• **What is being asked**: Every line of the material below must be repeated exactly.

• **Data records**:

* * * * *

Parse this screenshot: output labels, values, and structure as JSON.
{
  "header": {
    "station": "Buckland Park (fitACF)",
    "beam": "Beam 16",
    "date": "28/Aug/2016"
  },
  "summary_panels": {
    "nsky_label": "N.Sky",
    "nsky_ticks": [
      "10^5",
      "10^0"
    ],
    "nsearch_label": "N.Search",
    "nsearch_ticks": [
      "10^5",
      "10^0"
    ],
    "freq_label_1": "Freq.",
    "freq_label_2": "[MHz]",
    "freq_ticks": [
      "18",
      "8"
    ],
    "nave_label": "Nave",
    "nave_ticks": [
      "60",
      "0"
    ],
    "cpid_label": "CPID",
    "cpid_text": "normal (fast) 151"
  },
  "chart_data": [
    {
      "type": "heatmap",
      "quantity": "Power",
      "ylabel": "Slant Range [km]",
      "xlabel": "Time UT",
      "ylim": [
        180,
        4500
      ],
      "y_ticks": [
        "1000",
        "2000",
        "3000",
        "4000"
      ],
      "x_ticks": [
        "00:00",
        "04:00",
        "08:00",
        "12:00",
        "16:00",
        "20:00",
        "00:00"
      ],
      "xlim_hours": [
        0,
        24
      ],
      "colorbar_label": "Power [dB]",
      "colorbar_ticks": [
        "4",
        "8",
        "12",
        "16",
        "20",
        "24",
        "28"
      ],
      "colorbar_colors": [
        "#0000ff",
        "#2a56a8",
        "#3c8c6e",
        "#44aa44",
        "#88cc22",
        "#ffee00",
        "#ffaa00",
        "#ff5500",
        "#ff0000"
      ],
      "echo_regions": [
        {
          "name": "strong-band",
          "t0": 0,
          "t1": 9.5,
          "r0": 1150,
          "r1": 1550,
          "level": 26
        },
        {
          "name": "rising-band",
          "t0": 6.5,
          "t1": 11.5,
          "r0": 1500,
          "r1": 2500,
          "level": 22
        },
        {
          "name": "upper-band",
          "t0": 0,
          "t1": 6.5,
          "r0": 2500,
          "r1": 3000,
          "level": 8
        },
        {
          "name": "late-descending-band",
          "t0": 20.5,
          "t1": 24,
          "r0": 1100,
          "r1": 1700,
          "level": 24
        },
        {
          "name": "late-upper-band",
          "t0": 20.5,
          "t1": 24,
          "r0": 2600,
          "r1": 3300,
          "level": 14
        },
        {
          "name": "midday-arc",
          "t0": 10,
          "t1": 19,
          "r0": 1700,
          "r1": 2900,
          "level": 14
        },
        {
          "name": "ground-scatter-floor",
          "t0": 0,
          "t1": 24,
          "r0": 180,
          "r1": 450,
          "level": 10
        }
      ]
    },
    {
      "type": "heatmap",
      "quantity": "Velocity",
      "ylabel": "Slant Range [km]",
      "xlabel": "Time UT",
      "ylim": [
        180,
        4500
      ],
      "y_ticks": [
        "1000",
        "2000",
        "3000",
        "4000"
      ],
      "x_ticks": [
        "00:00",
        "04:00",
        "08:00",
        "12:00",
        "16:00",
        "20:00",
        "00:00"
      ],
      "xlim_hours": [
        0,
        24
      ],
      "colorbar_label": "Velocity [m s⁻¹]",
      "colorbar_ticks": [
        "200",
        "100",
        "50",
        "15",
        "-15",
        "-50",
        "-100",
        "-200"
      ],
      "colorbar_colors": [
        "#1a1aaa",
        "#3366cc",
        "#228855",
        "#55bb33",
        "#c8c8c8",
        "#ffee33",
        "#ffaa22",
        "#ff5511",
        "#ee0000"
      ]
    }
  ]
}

* * * * *

• **Correct answer**:
Parse this screenshot: output labels, values, and structure as JSON.
{
  "header": {
    "station": "Buckland Park (fitACF)",
    "beam": "Beam 16",
    "date": "28/Aug/2016"
  },
  "summary_panels": {
    "nsky_label": "N.Sky",
    "nsky_ticks": [
      "10^5",
      "10^0"
    ],
    "nsearch_label": "N.Search",
    "nsearch_ticks": [
      "10^5",
      "10^0"
    ],
    "freq_label_1": "Freq.",
    "freq_label_2": "[MHz]",
    "freq_ticks": [
      "18",
      "8"
    ],
    "nave_label": "Nave",
    "nave_ticks": [
      "60",
      "0"
    ],
    "cpid_label": "CPID",
    "cpid_text": "normal (fast) 151"
  },
  "chart_data": [
    {
      "type": "heatmap",
      "quantity": "Power",
      "ylabel": "Slant Range [km]",
      "xlabel": "Time UT",
      "ylim": [
        180,
        4500
      ],
      "y_ticks": [
        "1000",
        "2000",
        "3000",
        "4000"
      ],
      "x_ticks": [
        "00:00",
        "04:00",
        "08:00",
        "12:00",
        "16:00",
        "20:00",
        "00:00"
      ],
      "xlim_hours": [
        0,
        24
      ],
      "colorbar_label": "Power [dB]",
      "colorbar_ticks": [
        "4",
        "8",
        "12",
        "16",
        "20",
        "24",
        "28"
      ],
      "colorbar_colors": [
        "#0000ff",
        "#2a56a8",
        "#3c8c6e",
        "#44aa44",
        "#88cc22",
        "#ffee00",
        "#ffaa00",
        "#ff5500",
        "#ff0000"
      ],
      "echo_regions": [
        {
          "name": "strong-band",
          "t0": 0,
          "t1": 9.5,
          "r0": 1150,
          "r1": 1550,
          "level": 26
        },
        {
          "name": "rising-band",
          "t0": 6.5,
          "t1": 11.5,
          "r0": 1500,
          "r1": 2500,
          "level": 22
        },
        {
          "name": "upper-band",
          "t0": 0,
          "t1": 6.5,
          "r0": 2500,
          "r1": 3000,
          "level": 8
        },
        {
          "name": "late-descending-band",
          "t0": 20.5,
          "t1": 24,
          "r0": 1100,
          "r1": 1700,
          "level": 24
        },
        {
          "name": "late-upper-band",
          "t0": 20.5,
          "t1": 24,
          "r0": 2600,
          "r1": 3300,
          "level": 14
        },
        {
          "name": "midday-arc",
          "t0": 10,
          "t1": 19,
          "r0": 1700,
          "r1": 2900,
          "level": 14
        },
        {
          "name": "ground-scatter-floor",
          "t0": 0,
          "t1": 24,
          "r0": 180,
          "r1": 450,
          "level": 10
        }
      ]
    },
    {
      "type": "heatmap",
      "quantity": "Velocity",
      "ylabel": "Slant Range [km]",
      "xlabel": "Time UT",
      "ylim": [
        180,
        4500
      ],
      "y_ticks": [
        "1000",
        "2000",
        "3000",
        "4000"
      ],
      "x_ticks": [
        "00:00",
        "04:00",
        "08:00",
        "12:00",
        "16:00",
        "20:00",
        "00:00"
      ],
      "xlim_hours": [
        0,
        24
      ],
      "colorbar_label": "Velocity [m s⁻¹]",
      "colorbar_ticks": [
        "200",
        "100",
        "50",
        "15",
        "-15",
        "-50",
        "-100",
        "-200"
      ],
      "colorbar_colors": [
        "#1a1aaa",
        "#3366cc",
        "#228855",
        "#55bb33",
        "#c8c8c8",
        "#ffee33",
        "#ffaa22",
        "#ff5511",
        "#ee0000"
      ]
    }
  ]
}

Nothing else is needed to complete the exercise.